Stored data entries

***

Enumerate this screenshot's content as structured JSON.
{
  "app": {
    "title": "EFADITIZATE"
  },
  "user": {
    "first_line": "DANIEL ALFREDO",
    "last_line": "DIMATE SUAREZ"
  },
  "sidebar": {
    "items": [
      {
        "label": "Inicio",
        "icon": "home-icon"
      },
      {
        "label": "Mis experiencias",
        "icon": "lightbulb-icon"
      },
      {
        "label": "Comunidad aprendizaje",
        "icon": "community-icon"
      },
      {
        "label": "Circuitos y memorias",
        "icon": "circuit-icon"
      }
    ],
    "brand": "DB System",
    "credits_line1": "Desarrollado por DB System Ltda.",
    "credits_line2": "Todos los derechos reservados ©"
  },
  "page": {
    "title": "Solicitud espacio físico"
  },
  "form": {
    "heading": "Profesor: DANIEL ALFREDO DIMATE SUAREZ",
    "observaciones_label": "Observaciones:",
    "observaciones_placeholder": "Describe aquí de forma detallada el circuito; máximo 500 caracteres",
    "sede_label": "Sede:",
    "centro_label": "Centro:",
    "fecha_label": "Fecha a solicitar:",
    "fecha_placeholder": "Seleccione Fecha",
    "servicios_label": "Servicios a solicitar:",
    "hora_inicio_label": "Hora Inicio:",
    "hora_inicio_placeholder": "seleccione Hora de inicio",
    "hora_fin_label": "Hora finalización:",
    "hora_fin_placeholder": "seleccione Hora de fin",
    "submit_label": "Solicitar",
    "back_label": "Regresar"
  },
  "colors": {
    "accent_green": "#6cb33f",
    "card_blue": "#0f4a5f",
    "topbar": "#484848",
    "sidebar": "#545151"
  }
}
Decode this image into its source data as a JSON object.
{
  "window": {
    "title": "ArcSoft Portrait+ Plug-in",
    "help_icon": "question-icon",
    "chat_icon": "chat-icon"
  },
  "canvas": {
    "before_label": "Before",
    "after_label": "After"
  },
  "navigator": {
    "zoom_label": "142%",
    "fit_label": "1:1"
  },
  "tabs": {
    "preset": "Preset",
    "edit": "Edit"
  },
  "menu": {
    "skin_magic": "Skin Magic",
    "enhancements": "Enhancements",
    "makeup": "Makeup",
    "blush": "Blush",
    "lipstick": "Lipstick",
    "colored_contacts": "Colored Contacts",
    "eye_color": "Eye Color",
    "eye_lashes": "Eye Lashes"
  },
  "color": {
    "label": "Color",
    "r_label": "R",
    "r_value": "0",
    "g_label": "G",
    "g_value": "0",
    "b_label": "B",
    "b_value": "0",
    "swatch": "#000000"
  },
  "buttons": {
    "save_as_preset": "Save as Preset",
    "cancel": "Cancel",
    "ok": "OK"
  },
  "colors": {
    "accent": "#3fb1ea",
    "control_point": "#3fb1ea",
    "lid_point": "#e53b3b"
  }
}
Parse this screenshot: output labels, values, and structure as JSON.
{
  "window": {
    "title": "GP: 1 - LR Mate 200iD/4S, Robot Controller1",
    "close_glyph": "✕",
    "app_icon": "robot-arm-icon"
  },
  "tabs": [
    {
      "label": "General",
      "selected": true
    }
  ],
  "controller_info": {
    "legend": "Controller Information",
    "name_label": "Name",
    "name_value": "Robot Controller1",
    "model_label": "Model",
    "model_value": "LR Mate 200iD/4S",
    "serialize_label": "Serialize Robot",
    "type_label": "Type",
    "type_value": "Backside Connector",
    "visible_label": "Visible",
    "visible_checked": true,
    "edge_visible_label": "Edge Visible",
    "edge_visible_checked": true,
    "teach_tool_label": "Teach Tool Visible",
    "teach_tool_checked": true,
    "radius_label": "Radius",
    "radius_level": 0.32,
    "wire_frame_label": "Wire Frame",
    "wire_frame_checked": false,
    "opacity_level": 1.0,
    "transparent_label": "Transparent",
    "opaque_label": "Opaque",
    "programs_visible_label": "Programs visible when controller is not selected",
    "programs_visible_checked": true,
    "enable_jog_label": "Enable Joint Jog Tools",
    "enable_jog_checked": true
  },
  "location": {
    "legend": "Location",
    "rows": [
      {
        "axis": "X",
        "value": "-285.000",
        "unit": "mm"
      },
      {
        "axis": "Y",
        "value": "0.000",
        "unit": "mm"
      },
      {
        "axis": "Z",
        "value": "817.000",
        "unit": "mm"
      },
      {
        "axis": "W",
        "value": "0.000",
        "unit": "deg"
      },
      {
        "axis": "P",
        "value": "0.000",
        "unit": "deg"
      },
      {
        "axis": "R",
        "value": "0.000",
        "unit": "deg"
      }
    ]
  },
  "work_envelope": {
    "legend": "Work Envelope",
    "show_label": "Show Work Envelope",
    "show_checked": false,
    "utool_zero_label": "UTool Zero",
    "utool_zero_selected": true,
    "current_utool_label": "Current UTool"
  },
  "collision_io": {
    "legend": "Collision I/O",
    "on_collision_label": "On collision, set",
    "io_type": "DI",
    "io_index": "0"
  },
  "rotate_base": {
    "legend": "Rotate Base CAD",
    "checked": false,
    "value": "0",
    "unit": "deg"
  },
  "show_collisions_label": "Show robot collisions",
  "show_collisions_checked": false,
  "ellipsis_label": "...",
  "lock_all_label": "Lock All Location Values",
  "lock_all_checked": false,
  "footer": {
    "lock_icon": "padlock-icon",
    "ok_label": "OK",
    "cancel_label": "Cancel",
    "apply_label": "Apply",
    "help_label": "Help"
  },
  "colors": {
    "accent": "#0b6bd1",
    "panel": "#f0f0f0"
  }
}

***

■ EXERCISE DESCRIPTION
Copy out each line of the material that holds the word "false".

■ EXERCISE ANSWER
    "wire_frame_checked": false,
    "show_checked": false,
    "checked": false,
  "show_collisions_checked": false,
  "lock_all_checked": false,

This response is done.